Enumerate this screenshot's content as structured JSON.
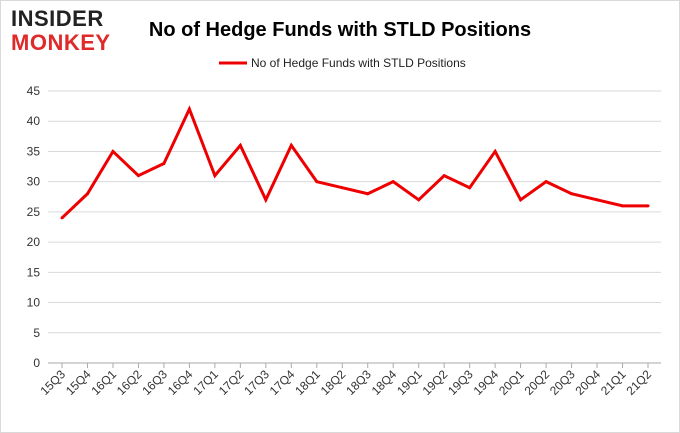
{
  "logo": {
    "line1": "INSIDER",
    "line2": "MONKEY",
    "color1": "#222222",
    "color2": "#e02a2a"
  },
  "chart_data": {
    "type": "line",
    "title": "No of Hedge Funds with STLD Positions",
    "xlabel": "",
    "ylabel": "",
    "ylim": [
      0,
      45
    ],
    "yticks": [
      0,
      5,
      10,
      15,
      20,
      25,
      30,
      35,
      40,
      45
    ],
    "grid": true,
    "legend_position": "top-center",
    "categories": [
      "15Q3",
      "15Q4",
      "16Q1",
      "16Q2",
      "16Q3",
      "16Q4",
      "17Q1",
      "17Q2",
      "17Q3",
      "17Q4",
      "18Q1",
      "18Q2",
      "18Q3",
      "18Q4",
      "19Q1",
      "19Q2",
      "19Q3",
      "19Q4",
      "20Q1",
      "20Q2",
      "20Q3",
      "20Q4",
      "21Q1",
      "21Q2"
    ],
    "series": [
      {
        "name": "No of Hedge Funds with STLD Positions",
        "color": "#ee0000",
        "values": [
          24,
          28,
          35,
          31,
          33,
          42,
          31,
          36,
          27,
          36,
          30,
          29,
          28,
          30,
          27,
          31,
          29,
          35,
          27,
          30,
          28,
          27,
          26,
          26
        ]
      }
    ]
  }
}
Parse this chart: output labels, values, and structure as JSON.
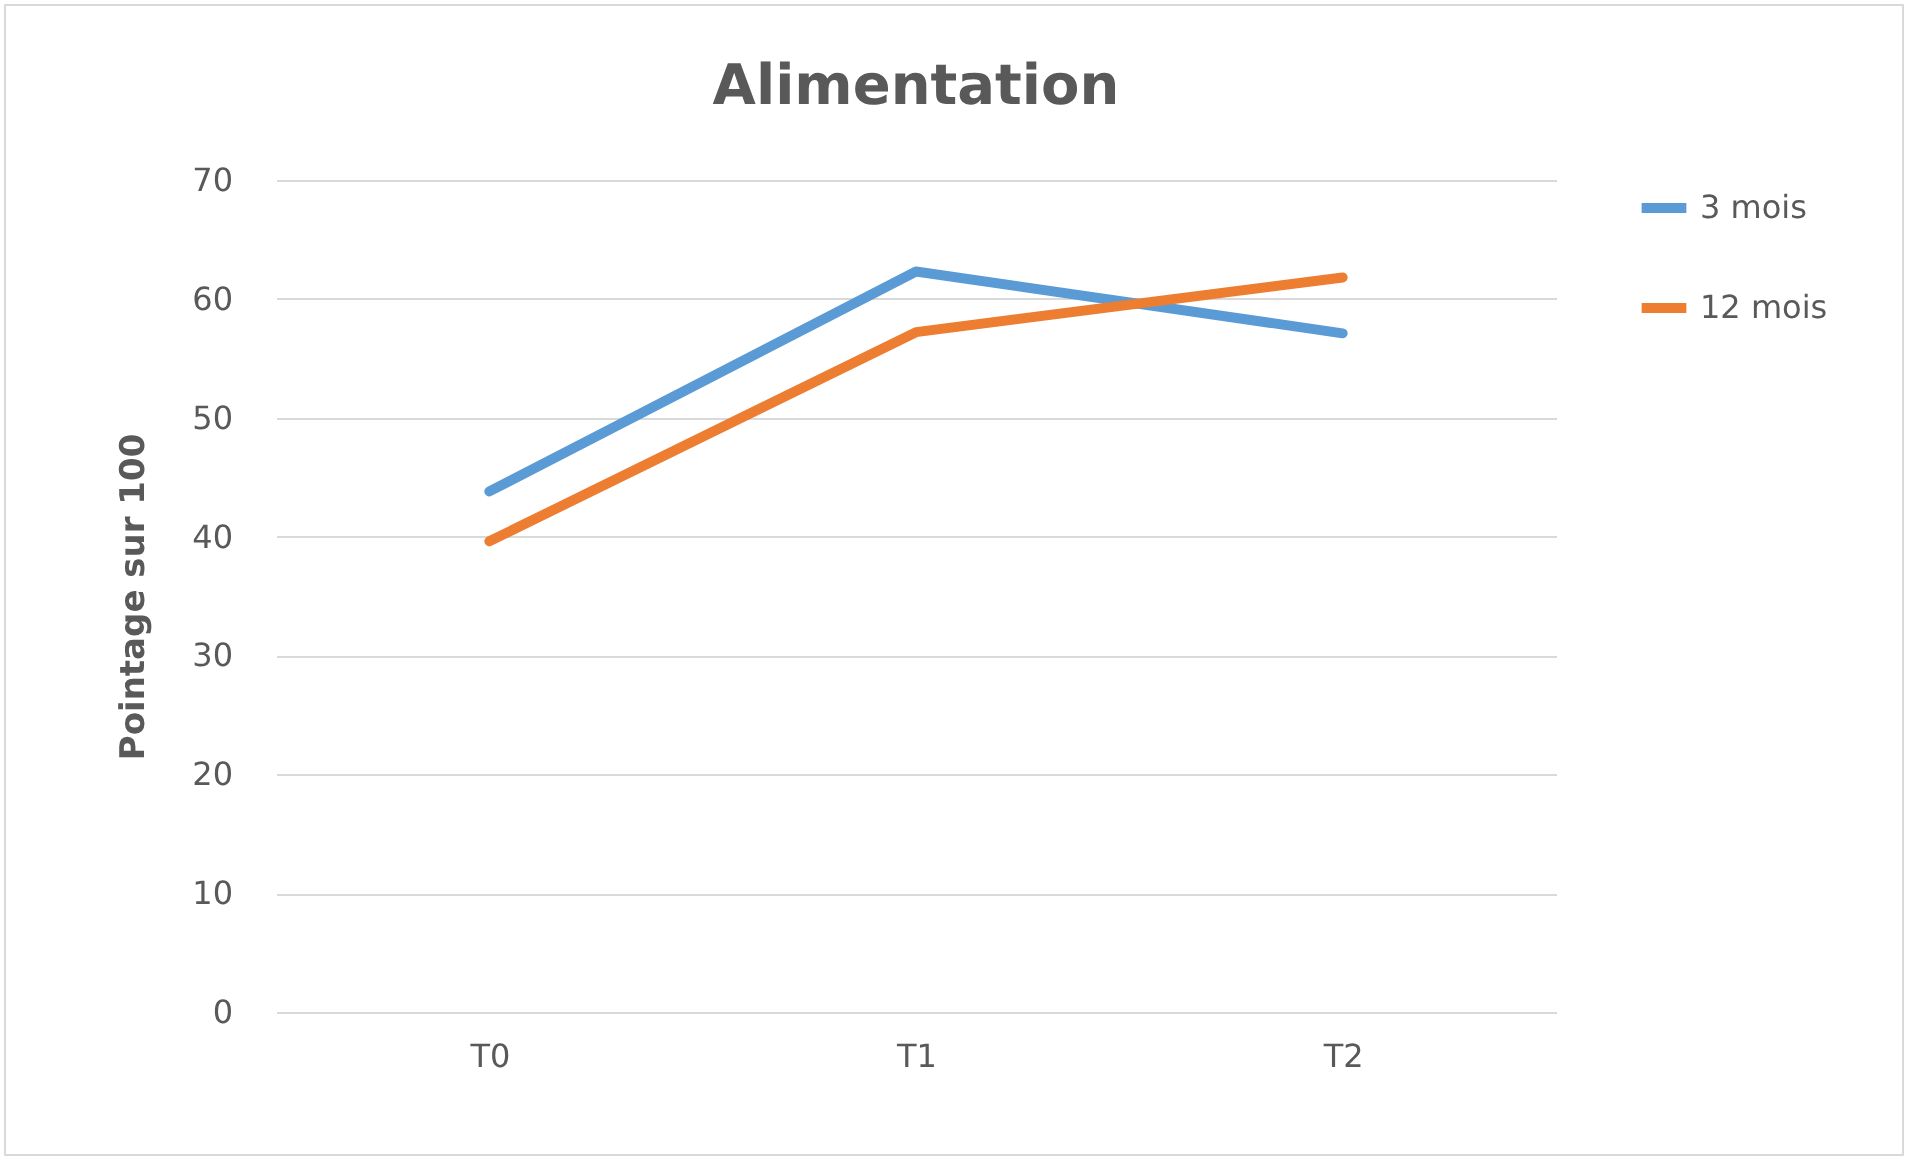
{
  "chart_data": {
    "type": "line",
    "title": "Alimentation",
    "ylabel": "Pointage sur 100",
    "categories": [
      "T0",
      "T1",
      "T2"
    ],
    "series": [
      {
        "name": "3 mois",
        "color": "#5b9bd5",
        "values": [
          43.8,
          62.3,
          57.1
        ]
      },
      {
        "name": "12 mois",
        "color": "#ed7d31",
        "values": [
          39.6,
          57.2,
          61.8
        ]
      }
    ],
    "ylim": [
      0,
      70
    ],
    "yticks": [
      0,
      10,
      20,
      30,
      40,
      50,
      60,
      70
    ],
    "grid": "y",
    "legend": "right",
    "marker": "none",
    "line_style": "solid"
  }
}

◆ ◆ ◆ ◆ ◆

> [Work required]: Transcribe the listing above verbatim. Omit the pictures.

> [Written response]:
Enumerate this screenshot's content as structured JSON.
{
  "logo": {
    "line1": "INSIDER",
    "line2": "MONKEY",
    "color1": "#222222",
    "color2": "#e02a2a"
  },
  "chart_data": {
    "type": "line",
    "title": "No of Hedge Funds with STLD Positions",
    "xlabel": "",
    "ylabel": "",
    "ylim": [
      0,
      45
    ],
    "yticks": [
      0,
      5,
      10,
      15,
      20,
      25,
      30,
      35,
      40,
      45
    ],
    "grid": true,
    "legend_position": "top-center",
    "categories": [
      "15Q3",
      "15Q4",
      "16Q1",
      "16Q2",
      "16Q3",
      "16Q4",
      "17Q1",
      "17Q2",
      "17Q3",
      "17Q4",
      "18Q1",
      "18Q2",
      "18Q3",
      "18Q4",
      "19Q1",
      "19Q2",
      "19Q3",
      "19Q4",
      "20Q1",
      "20Q2",
      "20Q3",
      "20Q4",
      "21Q1",
      "21Q2"
    ],
    "series": [
      {
        "name": "No of Hedge Funds with STLD Positions",
        "color": "#ee0000",
        "values": [
          24,
          28,
          35,
          31,
          33,
          42,
          31,
          36,
          27,
          36,
          30,
          29,
          28,
          30,
          27,
          31,
          29,
          35,
          27,
          30,
          28,
          27,
          26,
          26
        ]
      }
    ]
  }
}
Parse this chart: output labels, values, and structure as JSON.
{
  "chart_data": {
    "type": "line",
    "title": "Alimentation",
    "ylabel": "Pointage sur 100",
    "categories": [
      "T0",
      "T1",
      "T2"
    ],
    "series": [
      {
        "name": "3 mois",
        "color": "#5b9bd5",
        "values": [
          43.8,
          62.3,
          57.1
        ]
      },
      {
        "name": "12 mois",
        "color": "#ed7d31",
        "values": [
          39.6,
          57.2,
          61.8
        ]
      }
    ],
    "ylim": [
      0,
      70
    ],
    "yticks": [
      0,
      10,
      20,
      30,
      40,
      50,
      60,
      70
    ],
    "grid": "y",
    "legend": "right",
    "marker": "none",
    "line_style": "solid"
  }
}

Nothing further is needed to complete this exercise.